Task prompt ▸ Set every record down verbatim and omit the pictures.

>> begin Exercise inputs

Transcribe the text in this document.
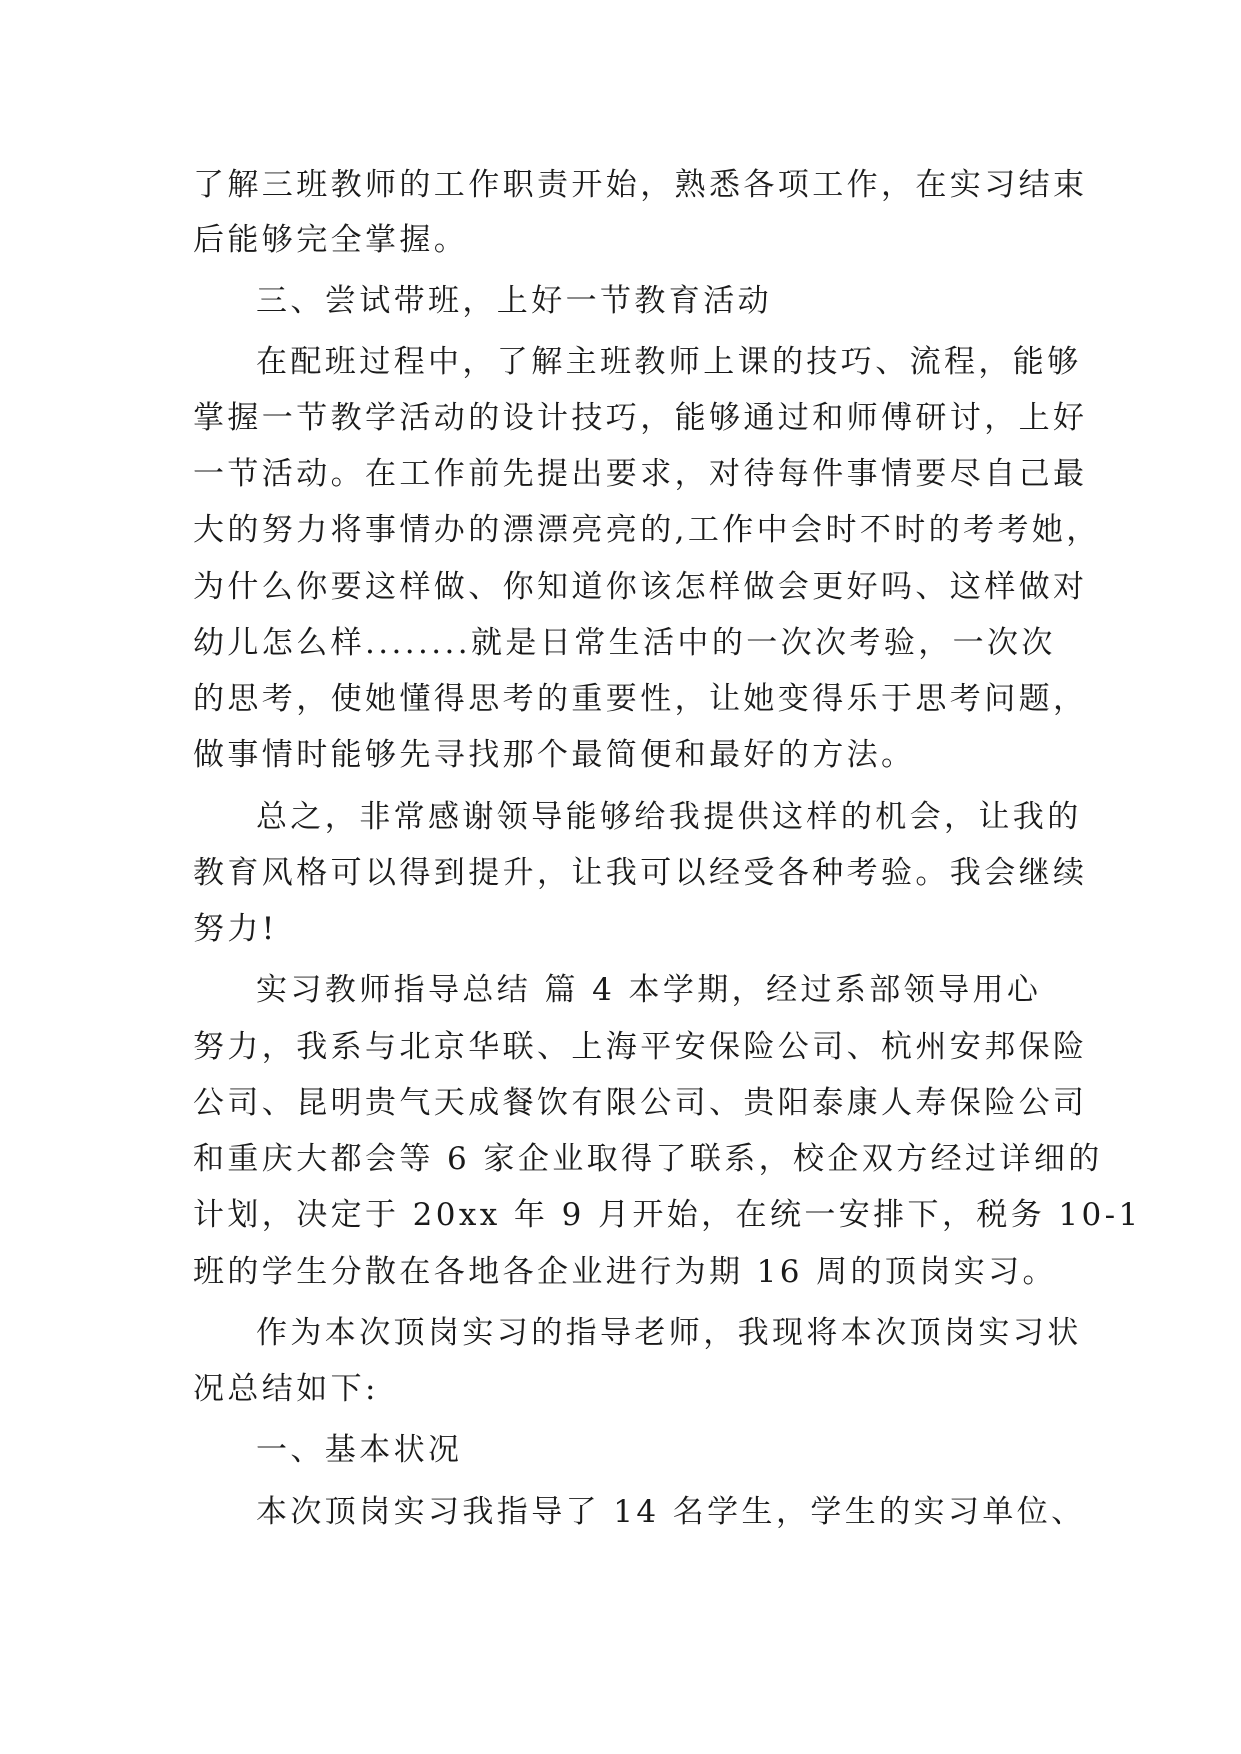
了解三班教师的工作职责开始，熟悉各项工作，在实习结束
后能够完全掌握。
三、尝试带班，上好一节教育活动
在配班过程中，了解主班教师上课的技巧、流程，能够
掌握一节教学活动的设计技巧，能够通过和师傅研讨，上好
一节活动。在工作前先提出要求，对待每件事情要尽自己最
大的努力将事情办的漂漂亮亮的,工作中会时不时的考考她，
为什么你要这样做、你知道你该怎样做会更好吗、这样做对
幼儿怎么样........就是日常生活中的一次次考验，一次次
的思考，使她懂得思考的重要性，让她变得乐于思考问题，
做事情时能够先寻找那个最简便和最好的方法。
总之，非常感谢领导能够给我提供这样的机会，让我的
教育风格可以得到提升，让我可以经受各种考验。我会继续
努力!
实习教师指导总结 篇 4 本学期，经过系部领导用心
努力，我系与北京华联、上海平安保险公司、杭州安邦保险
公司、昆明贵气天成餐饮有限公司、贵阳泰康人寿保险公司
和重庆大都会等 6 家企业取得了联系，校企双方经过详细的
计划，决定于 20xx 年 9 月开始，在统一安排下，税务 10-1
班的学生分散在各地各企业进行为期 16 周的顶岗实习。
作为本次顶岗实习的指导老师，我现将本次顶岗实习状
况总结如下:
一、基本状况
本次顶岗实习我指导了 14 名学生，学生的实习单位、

>> end Exercise inputs

Output for this task ▸
Transcribe the text in this document.
了解三班教师的工作职责开始，熟悉各项工作，在实习结束
后能够完全掌握。
三、尝试带班，上好一节教育活动
在配班过程中，了解主班教师上课的技巧、流程，能够
掌握一节教学活动的设计技巧，能够通过和师傅研讨，上好
一节活动。在工作前先提出要求，对待每件事情要尽自己最
大的努力将事情办的漂漂亮亮的,工作中会时不时的考考她，
为什么你要这样做、你知道你该怎样做会更好吗、这样做对
幼儿怎么样........就是日常生活中的一次次考验，一次次
的思考，使她懂得思考的重要性，让她变得乐于思考问题，
做事情时能够先寻找那个最简便和最好的方法。
总之，非常感谢领导能够给我提供这样的机会，让我的
教育风格可以得到提升，让我可以经受各种考验。我会继续
努力!
实习教师指导总结 篇 4 本学期，经过系部领导用心
努力，我系与北京华联、上海平安保险公司、杭州安邦保险
公司、昆明贵气天成餐饮有限公司、贵阳泰康人寿保险公司
和重庆大都会等 6 家企业取得了联系，校企双方经过详细的
计划，决定于 20xx 年 9 月开始，在统一安排下，税务 10-1
班的学生分散在各地各企业进行为期 16 周的顶岗实习。
作为本次顶岗实习的指导老师，我现将本次顶岗实习状
况总结如下:
一、基本状况
本次顶岗实习我指导了 14 名学生，学生的实习单位、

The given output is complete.